*PROVIDED RECORDS*

·····

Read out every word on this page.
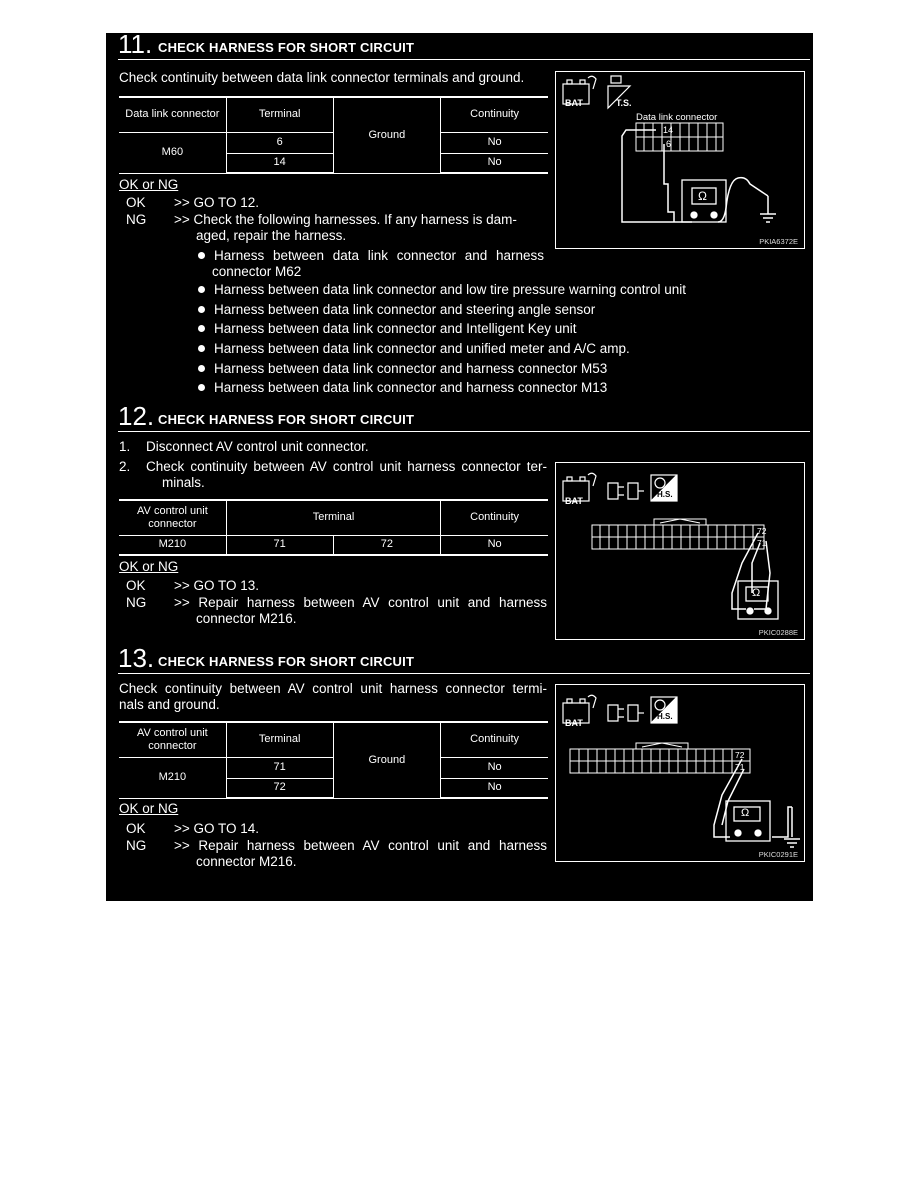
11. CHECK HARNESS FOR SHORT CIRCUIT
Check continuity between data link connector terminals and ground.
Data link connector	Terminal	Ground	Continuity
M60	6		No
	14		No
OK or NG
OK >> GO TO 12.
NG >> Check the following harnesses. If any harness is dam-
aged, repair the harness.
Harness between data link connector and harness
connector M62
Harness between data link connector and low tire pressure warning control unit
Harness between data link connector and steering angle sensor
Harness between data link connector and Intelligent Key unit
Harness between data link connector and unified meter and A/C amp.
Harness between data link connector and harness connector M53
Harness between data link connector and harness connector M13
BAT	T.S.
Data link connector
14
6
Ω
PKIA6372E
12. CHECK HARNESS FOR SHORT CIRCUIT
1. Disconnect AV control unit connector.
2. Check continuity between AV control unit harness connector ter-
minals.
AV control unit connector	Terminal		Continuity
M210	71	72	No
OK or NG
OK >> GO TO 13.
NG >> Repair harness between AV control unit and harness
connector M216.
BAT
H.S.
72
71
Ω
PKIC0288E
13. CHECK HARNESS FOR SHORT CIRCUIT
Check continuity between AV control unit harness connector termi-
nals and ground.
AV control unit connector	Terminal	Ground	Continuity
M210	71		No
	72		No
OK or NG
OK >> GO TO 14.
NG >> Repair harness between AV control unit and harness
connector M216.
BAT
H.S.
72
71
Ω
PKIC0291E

·····

Retype each line of the listing above word for word. Exclude the pictures.

*OUTPUT BELOW*
Read out every word on this page.
11. CHECK HARNESS FOR SHORT CIRCUIT
Check continuity between data link connector terminals and ground.
Data link connector	Terminal	Ground	Continuity
M60	6		No
	14		No
OK or NG
OK >> GO TO 12.
NG >> Check the following harnesses. If any harness is dam-
aged, repair the harness.
Harness between data link connector and harness
connector M62
Harness between data link connector and low tire pressure warning control unit
Harness between data link connector and steering angle sensor
Harness between data link connector and Intelligent Key unit
Harness between data link connector and unified meter and A/C amp.
Harness between data link connector and harness connector M53
Harness between data link connector and harness connector M13
BAT	T.S.
Data link connector
14
6
Ω
PKIA6372E
12. CHECK HARNESS FOR SHORT CIRCUIT
1. Disconnect AV control unit connector.
2. Check continuity between AV control unit harness connector ter-
minals.
AV control unit connector	Terminal		Continuity
M210	71	72	No
OK or NG
OK >> GO TO 13.
NG >> Repair harness between AV control unit and harness
connector M216.
BAT
H.S.
72
71
Ω
PKIC0288E
13. CHECK HARNESS FOR SHORT CIRCUIT
Check continuity between AV control unit harness connector termi-
nals and ground.
AV control unit connector	Terminal	Ground	Continuity
M210	71		No
	72		No
OK or NG
OK >> GO TO 14.
NG >> Repair harness between AV control unit and harness
connector M216.
BAT
H.S.
72
71
Ω
PKIC0291E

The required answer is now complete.